Source excerpt:
◇ ◇ ◇ ◇

Re: FW: Is there a really performant way to store a full 32-bit int in doc values?

David Smiley (@MITRE.org) Tue, 08 Oct 2013 08:53:12 -0700

Hi Karl!

I suggest that you put the point data you need in BinaryDocValues.  That is
both the x & y into the same byte[] chunk.  I've done this for a Solr
integration in https://issues.apache.org/jira/browse/SOLR-5170


~ David


karl.wright-2 wrote
> Hi All (and especially Robert),
> 
> Lucene NumericDocValues seems to operate slower than we would expect.  In
> our application, we're using it for storing coordinate values, which we
> retrieve to compute a distance.  While doing timings trying to determine
> the impact of including a sqrt in the calculation, we noted that the
> lucene overhead itself overwhelmed pretty much anything we did in the
> ValueSource.
> 
> One of our engineers did performance testing (code attached, hope it gets
> through), which shows what we are talking about.   Please see the thread
> below.  The question is: why is lucene 2.5x slower than a direct buffer
> access for this case?  And is there anything we can do in the Lucene
> paradigm to get our performance back closer to the direct buffer case?
> 
> Karl
> 
> -----Original Message-----
> From: Ziech Christian (HERE/Berlin) 
> Sent: Tuesday, October 08, 2013 9:08 AM
> To: Wright Karl (HERE/Cambridge)
> Subject: AW: Is there a really performant way to store a full 32-bit int
> in doc values?

◇ ◇ ◇ ◇

Data shown:
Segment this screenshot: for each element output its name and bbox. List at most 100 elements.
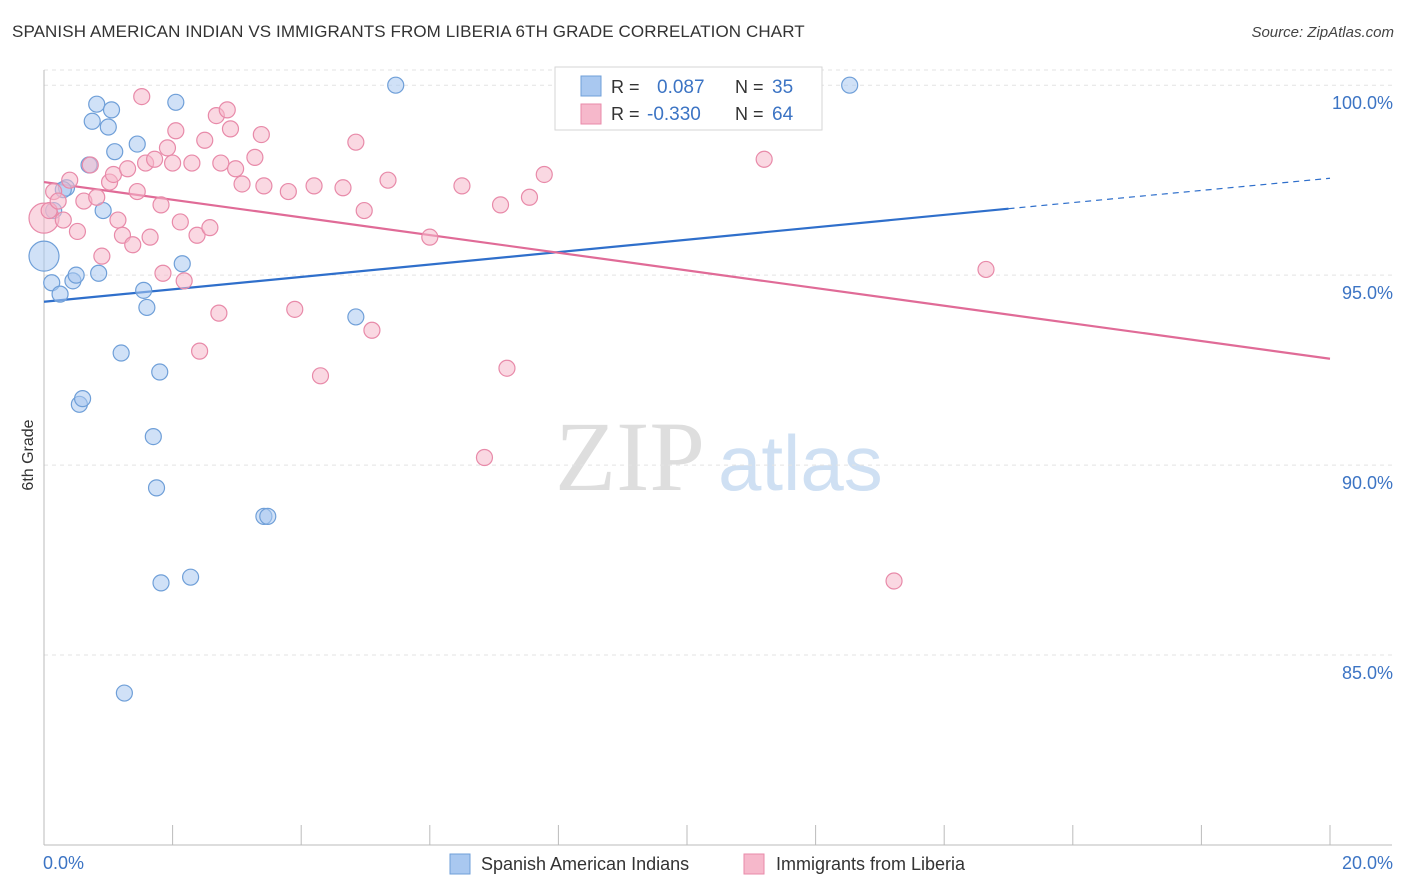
watermark-zip: ZIP — [555, 401, 705, 512]
point-blue-32 — [841, 76, 859, 94]
point-pink-52 — [379, 171, 397, 189]
point-pink-20 — [141, 228, 159, 246]
stats-r-value-blue: 0.087 — [657, 77, 705, 98]
point-blue-20 — [138, 298, 156, 317]
point-pink-8 — [81, 156, 99, 174]
watermark-atlas: atlas — [718, 419, 883, 507]
point-pink-18 — [133, 87, 151, 106]
point-blue-18 — [128, 135, 146, 153]
point-blue-13 — [99, 118, 117, 136]
stats-n-label-pink: N = — [735, 104, 764, 124]
point-blue-2 — [51, 285, 69, 303]
point-pink-46 — [305, 177, 323, 195]
trend-line-pink — [43, 180, 1331, 360]
point-pink-15 — [118, 160, 137, 178]
point-pink-43 — [255, 177, 273, 195]
point-pink-26 — [167, 122, 185, 140]
point-blue-27 — [182, 568, 200, 586]
legend-label-immigrants-from-liberia: Immigrants from Liberia — [776, 854, 966, 874]
point-pink-30 — [188, 226, 206, 244]
point-pink-3 — [49, 192, 67, 210]
point-pink-32 — [196, 131, 214, 149]
point-pink-6 — [68, 222, 87, 241]
trend-lines — [43, 177, 1331, 360]
point-pink-51 — [363, 321, 381, 339]
point-blue-19 — [135, 281, 153, 299]
point-pink-41 — [246, 148, 264, 166]
point-blue-9 — [83, 112, 101, 130]
stats-r-label-blue: R = — [611, 77, 640, 97]
point-pink-33 — [201, 219, 219, 237]
point-pink-47 — [311, 367, 330, 385]
stats-r-label-pink: R = — [611, 104, 640, 124]
point-pink-23 — [154, 264, 172, 282]
source-credit: Source: ZipAtlas.com — [1251, 24, 1394, 41]
point-blue-24 — [152, 574, 170, 592]
stats-n-label-blue: N = — [735, 77, 764, 97]
point-pink-53 — [421, 228, 439, 246]
x-tick-label-max: 20.0% — [1342, 853, 1393, 873]
data-points — [28, 76, 995, 702]
point-pink-21 — [145, 150, 164, 168]
point-pink-45 — [286, 300, 304, 318]
point-blue-16 — [112, 344, 130, 362]
point-blue-29 — [259, 507, 277, 525]
point-pink-37 — [218, 101, 236, 119]
point-blue-22 — [147, 479, 166, 497]
point-pink-49 — [347, 133, 365, 151]
y-tick-labels: 85.0% 90.0% 95.0% 100.0% — [1332, 93, 1393, 683]
y-tick-label-90: 90.0% — [1342, 473, 1393, 493]
point-pink-9 — [88, 188, 106, 206]
point-blue-21 — [144, 428, 162, 446]
point-pink-27 — [171, 213, 189, 231]
point-pink-58 — [520, 188, 539, 206]
point-blue-5 — [67, 266, 85, 284]
point-pink-60 — [755, 150, 773, 168]
point-pink-62 — [977, 260, 995, 279]
point-pink-25 — [164, 154, 182, 172]
point-pink-10 — [93, 247, 111, 265]
point-pink-36 — [212, 154, 230, 172]
y-tick-label-100: 100.0% — [1332, 93, 1393, 113]
x-tick-label-min: 0.0% — [43, 853, 84, 873]
point-blue-23 — [151, 363, 169, 381]
point-blue-30 — [347, 308, 365, 326]
point-pink-17 — [128, 182, 146, 201]
y-tick-label-85: 85.0% — [1342, 663, 1393, 683]
point-blue-10 — [88, 95, 106, 113]
point-blue-17 — [115, 684, 133, 702]
point-pink-24 — [158, 139, 177, 157]
point-pink-59 — [535, 165, 553, 184]
legend-swatch-immigrants-from-liberia — [743, 853, 765, 875]
point-pink-39 — [227, 160, 245, 178]
point-pink-42 — [252, 125, 270, 144]
point-pink-38 — [221, 120, 240, 138]
series-legend: Spanish American Indians Immigrants from… — [449, 853, 966, 875]
point-blue-11 — [90, 264, 108, 282]
point-blue-7 — [73, 390, 92, 408]
point-pink-5 — [61, 171, 79, 189]
point-pink-44 — [279, 182, 297, 201]
point-pink-63 — [885, 572, 903, 590]
y-axis-label: 6th Grade — [20, 419, 37, 490]
point-pink-54 — [453, 177, 471, 195]
legend-swatch-spanish-american-indians — [449, 853, 471, 875]
point-pink-50 — [355, 201, 373, 220]
point-blue-0 — [28, 240, 60, 272]
point-pink-48 — [334, 179, 352, 197]
gridlines — [44, 69, 1392, 656]
point-blue-15 — [106, 143, 124, 161]
point-pink-28 — [175, 272, 193, 290]
point-pink-22 — [152, 196, 170, 214]
point-pink-16 — [124, 236, 142, 254]
point-pink-55 — [475, 448, 494, 467]
stats-legend-swatch-pink — [580, 103, 602, 125]
point-pink-13 — [109, 211, 127, 229]
point-blue-14 — [102, 101, 121, 119]
point-pink-57 — [498, 359, 516, 377]
point-pink-35 — [210, 304, 228, 322]
trend-line-blue — [43, 207, 1009, 303]
legend-label-spanish-american-indians: Spanish American Indians — [481, 854, 689, 874]
stats-n-value-pink: 64 — [772, 104, 794, 125]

◇ ◇ ◇ ◇

Set problem 1: In the Lucene doc values thread, what does the reply suggest storing the point data in?
Set problem 2: Please extend the Lucene doc values thread from the point where it stops.

Answer 1: BinaryDocValues, with both the x and y values in the same byte[] chunk.

Answer 2:
> 
> Hi,
> 
> I have tested now the approach with usind the NumericDocValues directly
> and it indeed helps about 20% compared to the original Lucene numbers -
> Lucene is still 2,5x slower than using a DirectBuffer alone but it helps.
> The funny thing is really that with lucene using the SquareRoot is almost
> meaningless which can be explained well by the CPU calculating the
> SquareRoot while other things are computated and since it doesn't need the
> result for a while in my micro-Benchmark it can happily do other things in
> the meantime. Since we also have a lot of other query aspects we'd get
> that gain either way I assume so calculating about 30-50ms for the square
> root for the scoring 25M documents should be about accurate. So what is
> lucene doing that causes it to be 3 times slower than the naive approach.
> And why is that impact compared to the one of a simple square root
> (slowing down things by ~20% when assuming the 30ms with more complex
> actions) so big? I mean 20% vs 200% is a magnitude!
> As a side note: Storing the values as a int when using a DirectBuffer
> doesn't seem helpful - I assume because we have to cast the in to float
> either way later.
> 
> BR
>   Christian
> 
> PS: The new numbers are:
> Scoring 25000000 documents with direct float buffers (without square root)
> took 190 
> 
> Scoring 25000000 documents with direct float buffers (without square root)
> took 171 
> 
> Scoring 25000000 documents with direct float buffers (without square root)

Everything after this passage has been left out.